What needs to be done - Write out the records that appear below, verbatim and complete, but without pictures.

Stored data
↓

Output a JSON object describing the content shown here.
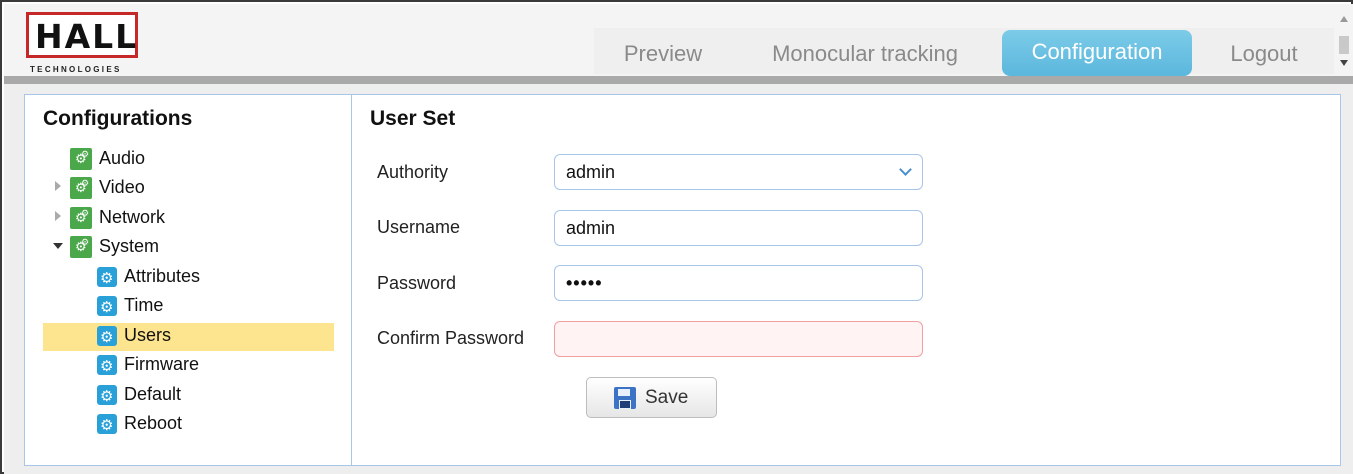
{
  "brand": {
    "logo_text": "HALL",
    "logo_subtext": "TECHNOLOGIES",
    "accent_color": "#c62828"
  },
  "nav": {
    "items": [
      {
        "label": "Preview",
        "active": false
      },
      {
        "label": "Monocular tracking",
        "active": false
      },
      {
        "label": "Configuration",
        "active": true
      },
      {
        "label": "Logout",
        "active": false
      }
    ],
    "active_color": "#5bb7dd"
  },
  "sidebar": {
    "title": "Configurations",
    "items": [
      {
        "label": "Audio",
        "icon": "gear-group-icon",
        "expandable": false
      },
      {
        "label": "Video",
        "icon": "gear-group-icon",
        "expandable": true,
        "expanded": false
      },
      {
        "label": "Network",
        "icon": "gear-group-icon",
        "expandable": true,
        "expanded": false
      },
      {
        "label": "System",
        "icon": "gear-group-icon",
        "expandable": true,
        "expanded": true,
        "children": [
          {
            "label": "Attributes",
            "icon": "gear-icon"
          },
          {
            "label": "Time",
            "icon": "gear-icon"
          },
          {
            "label": "Users",
            "icon": "gear-icon",
            "selected": true
          },
          {
            "label": "Firmware",
            "icon": "gear-icon"
          },
          {
            "label": "Default",
            "icon": "gear-icon"
          },
          {
            "label": "Reboot",
            "icon": "gear-icon"
          }
        ]
      }
    ],
    "selected_color": "#fde48f"
  },
  "form": {
    "title": "User Set",
    "fields": {
      "authority": {
        "label": "Authority",
        "value": "admin",
        "type": "select"
      },
      "username": {
        "label": "Username",
        "value": "admin"
      },
      "password": {
        "label": "Password",
        "value": "•••••"
      },
      "confirm_password": {
        "label": "Confirm Password",
        "value": "",
        "invalid": true
      }
    },
    "save_label": "Save"
  }
}
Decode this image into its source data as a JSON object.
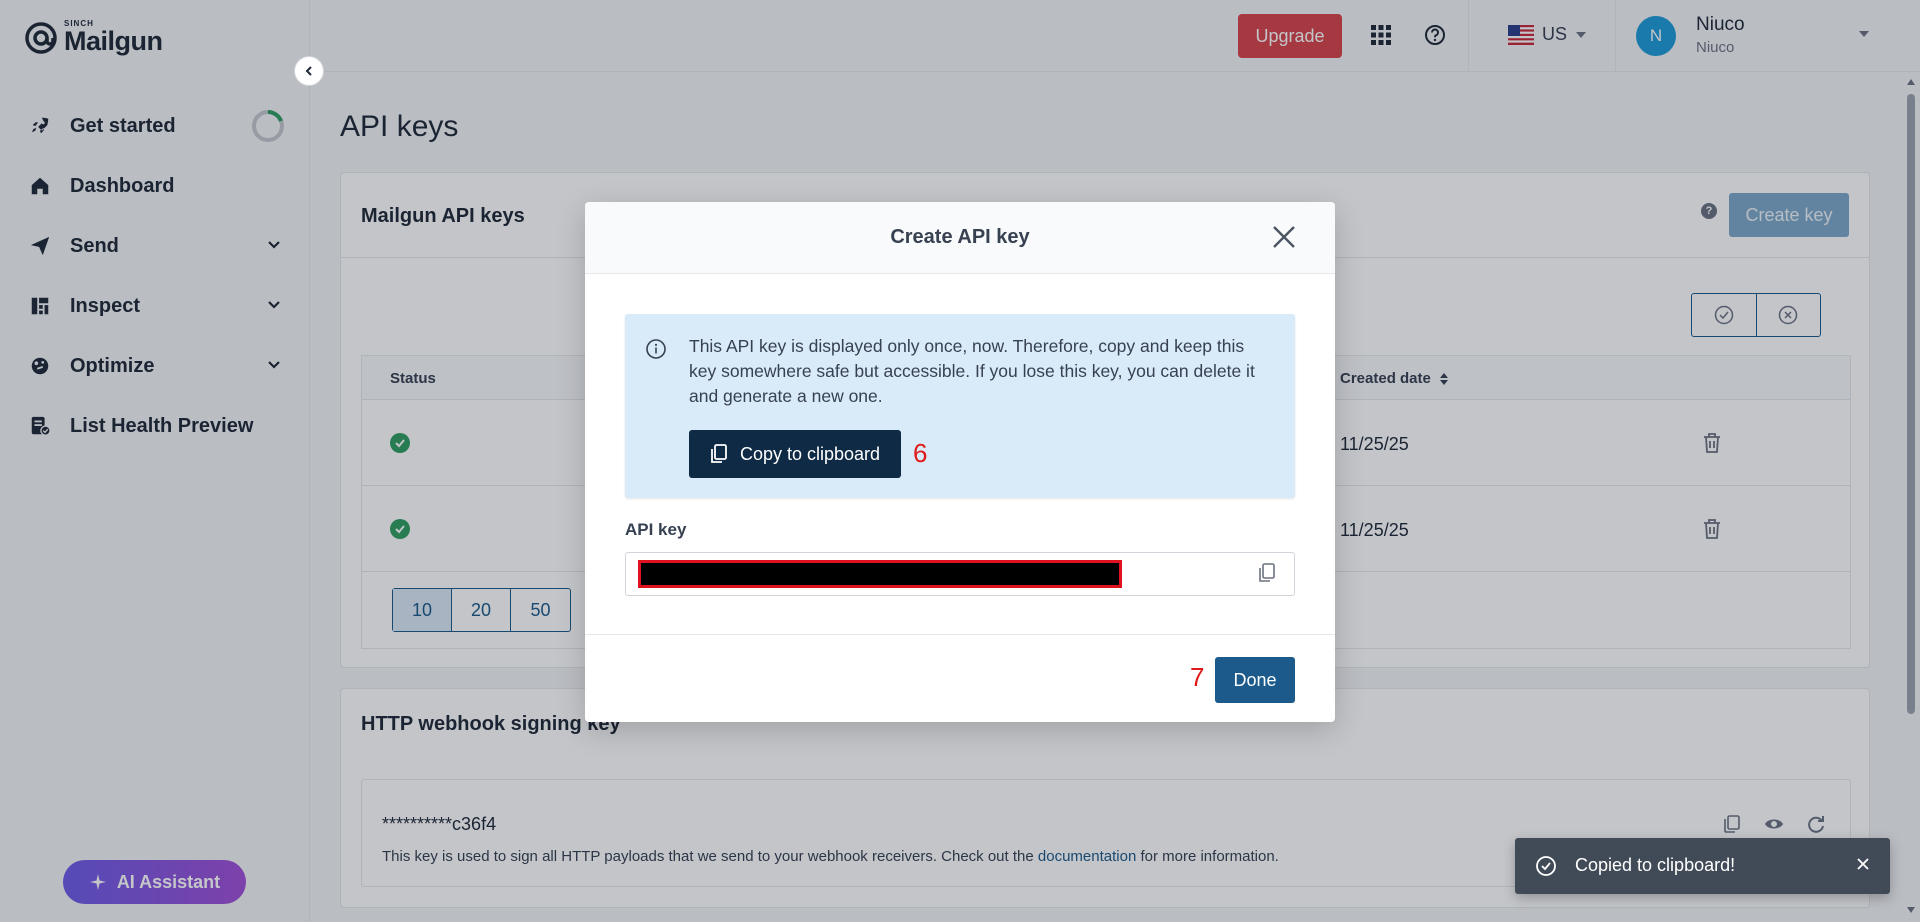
{
  "brand": {
    "sup": "SINCH",
    "name": "Mailgun"
  },
  "sidebar": {
    "items": [
      {
        "label": "Get started",
        "icon": "rocket-icon"
      },
      {
        "label": "Dashboard",
        "icon": "home-icon"
      },
      {
        "label": "Send",
        "icon": "send-icon"
      },
      {
        "label": "Inspect",
        "icon": "inspect-icon"
      },
      {
        "label": "Optimize",
        "icon": "optimize-icon"
      },
      {
        "label": "List Health Preview",
        "icon": "list-health-icon"
      }
    ],
    "ai_assistant": "AI Assistant"
  },
  "topbar": {
    "upgrade": "Upgrade",
    "region": "US",
    "avatar_initial": "N",
    "user_name": "Niuco",
    "user_org": "Niuco"
  },
  "page": {
    "title": "API keys"
  },
  "api_keys_card": {
    "title": "Mailgun API keys",
    "create_key": "Create key",
    "columns": {
      "status": "Status",
      "created": "Created date"
    },
    "rows": [
      {
        "status": "active",
        "created": "11/25/25"
      },
      {
        "status": "active",
        "created": "11/25/25"
      }
    ],
    "page_sizes": [
      "10",
      "20",
      "50"
    ],
    "active_page_size": "10"
  },
  "webhook_card": {
    "title": "HTTP webhook signing key",
    "masked_key": "**********c36f4",
    "desc_before": "This key is used to sign all HTTP payloads that we send to your webhook receivers. Check out the ",
    "desc_link": "documentation",
    "desc_after": " for more information."
  },
  "modal": {
    "title": "Create API key",
    "info": "This API key is displayed only once, now. Therefore, copy and keep this key somewhere safe but accessible. If you lose this key, you can delete it and generate a new one.",
    "copy_button": "Copy to clipboard",
    "field_label": "API key",
    "done": "Done",
    "step_copy": "6",
    "step_done": "7"
  },
  "toast": {
    "text": "Copied to clipboard!"
  },
  "colors": {
    "upgrade": "#d8434b",
    "primary": "#1b5a8a",
    "dark_button": "#0e2a45",
    "info_bg": "#d9ebf9",
    "success": "#2f9e5f",
    "step_marker": "#e01a1a"
  }
}
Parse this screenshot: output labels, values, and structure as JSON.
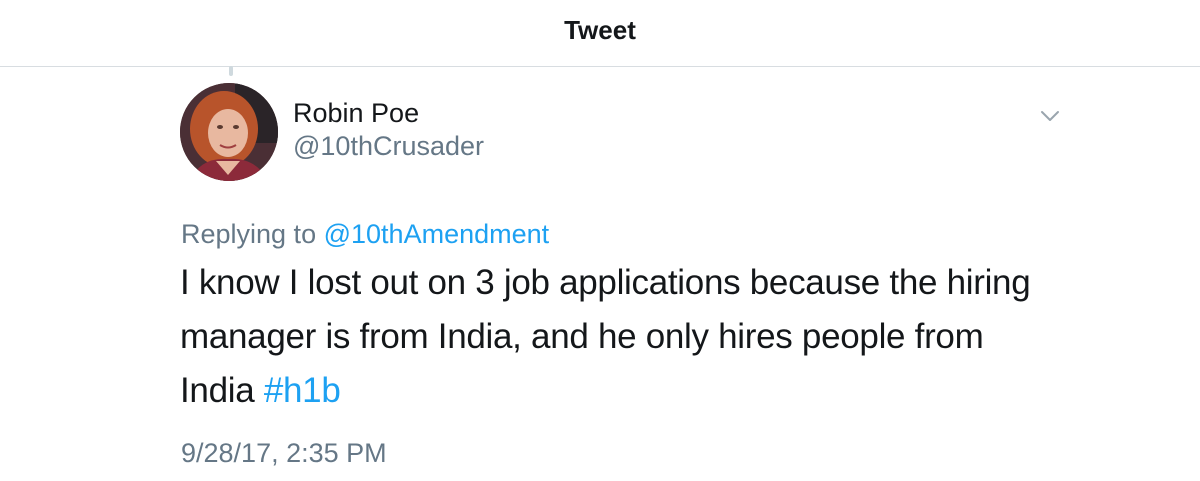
{
  "header": {
    "title": "Tweet"
  },
  "tweet": {
    "author": {
      "display_name": "Robin Poe",
      "handle": "@10thCrusader",
      "avatar_icon": "user-avatar-photo"
    },
    "menu_icon": "chevron-down-icon",
    "replying_to": {
      "prefix": "Replying to",
      "mention": "@10thAmendment"
    },
    "text_lines": [
      "I know I lost out on 3 job applications because the hiring",
      "manager is from India, and he only hires people from",
      "India"
    ],
    "hashtag": "#h1b",
    "timestamp": "9/28/17, 2:35 PM"
  },
  "colors": {
    "link": "#1da1f2",
    "secondary_text": "#657786",
    "primary_text": "#14171a",
    "divider": "#d8dde1"
  }
}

↑

Exercise solution -
Output a JSON object describing the content shown here.
{
  "brand": {
    "logo_text": "HALL",
    "logo_subtext": "TECHNOLOGIES",
    "accent_color": "#c62828"
  },
  "nav": {
    "items": [
      {
        "label": "Preview",
        "active": false
      },
      {
        "label": "Monocular tracking",
        "active": false
      },
      {
        "label": "Configuration",
        "active": true
      },
      {
        "label": "Logout",
        "active": false
      }
    ],
    "active_color": "#5bb7dd"
  },
  "sidebar": {
    "title": "Configurations",
    "items": [
      {
        "label": "Audio",
        "icon": "gear-group-icon",
        "expandable": false
      },
      {
        "label": "Video",
        "icon": "gear-group-icon",
        "expandable": true,
        "expanded": false
      },
      {
        "label": "Network",
        "icon": "gear-group-icon",
        "expandable": true,
        "expanded": false
      },
      {
        "label": "System",
        "icon": "gear-group-icon",
        "expandable": true,
        "expanded": true,
        "children": [
          {
            "label": "Attributes",
            "icon": "gear-icon"
          },
          {
            "label": "Time",
            "icon": "gear-icon"
          },
          {
            "label": "Users",
            "icon": "gear-icon",
            "selected": true
          },
          {
            "label": "Firmware",
            "icon": "gear-icon"
          },
          {
            "label": "Default",
            "icon": "gear-icon"
          },
          {
            "label": "Reboot",
            "icon": "gear-icon"
          }
        ]
      }
    ],
    "selected_color": "#fde48f"
  },
  "form": {
    "title": "User Set",
    "fields": {
      "authority": {
        "label": "Authority",
        "value": "admin",
        "type": "select"
      },
      "username": {
        "label": "Username",
        "value": "admin"
      },
      "password": {
        "label": "Password",
        "value": "•••••"
      },
      "confirm_password": {
        "label": "Confirm Password",
        "value": "",
        "invalid": true
      }
    },
    "save_label": "Save"
  }
}
Decode this image into its source data as a JSON object.
{
  "brand": {
    "sup": "SINCH",
    "name": "Mailgun"
  },
  "sidebar": {
    "items": [
      {
        "label": "Get started",
        "icon": "rocket-icon"
      },
      {
        "label": "Dashboard",
        "icon": "home-icon"
      },
      {
        "label": "Send",
        "icon": "send-icon"
      },
      {
        "label": "Inspect",
        "icon": "inspect-icon"
      },
      {
        "label": "Optimize",
        "icon": "optimize-icon"
      },
      {
        "label": "List Health Preview",
        "icon": "list-health-icon"
      }
    ],
    "ai_assistant": "AI Assistant"
  },
  "topbar": {
    "upgrade": "Upgrade",
    "region": "US",
    "avatar_initial": "N",
    "user_name": "Niuco",
    "user_org": "Niuco"
  },
  "page": {
    "title": "API keys"
  },
  "api_keys_card": {
    "title": "Mailgun API keys",
    "create_key": "Create key",
    "columns": {
      "status": "Status",
      "created": "Created date"
    },
    "rows": [
      {
        "status": "active",
        "created": "11/25/25"
      },
      {
        "status": "active",
        "created": "11/25/25"
      }
    ],
    "page_sizes": [
      "10",
      "20",
      "50"
    ],
    "active_page_size": "10"
  },
  "webhook_card": {
    "title": "HTTP webhook signing key",
    "masked_key": "**********c36f4",
    "desc_before": "This key is used to sign all HTTP payloads that we send to your webhook receivers. Check out the ",
    "desc_link": "documentation",
    "desc_after": " for more information."
  },
  "modal": {
    "title": "Create API key",
    "info": "This API key is displayed only once, now. Therefore, copy and keep this key somewhere safe but accessible. If you lose this key, you can delete it and generate a new one.",
    "copy_button": "Copy to clipboard",
    "field_label": "API key",
    "done": "Done",
    "step_copy": "6",
    "step_done": "7"
  },
  "toast": {
    "text": "Copied to clipboard!"
  },
  "colors": {
    "upgrade": "#d8434b",
    "primary": "#1b5a8a",
    "dark_button": "#0e2a45",
    "info_bg": "#d9ebf9",
    "success": "#2f9e5f",
    "step_marker": "#e01a1a"
  }
}
Parse this screenshot: output labels, values, and structure as JSON.
{
  "header": {
    "title": "Tweet"
  },
  "tweet": {
    "author": {
      "display_name": "Robin Poe",
      "handle": "@10thCrusader",
      "avatar_icon": "user-avatar-photo"
    },
    "menu_icon": "chevron-down-icon",
    "replying_to": {
      "prefix": "Replying to",
      "mention": "@10thAmendment"
    },
    "text_lines": [
      "I know I lost out on 3 job applications because the hiring",
      "manager is from India, and he only hires people from",
      "India"
    ],
    "hashtag": "#h1b",
    "timestamp": "9/28/17, 2:35 PM"
  },
  "colors": {
    "link": "#1da1f2",
    "secondary_text": "#657786",
    "primary_text": "#14171a",
    "divider": "#d8dde1"
  }
}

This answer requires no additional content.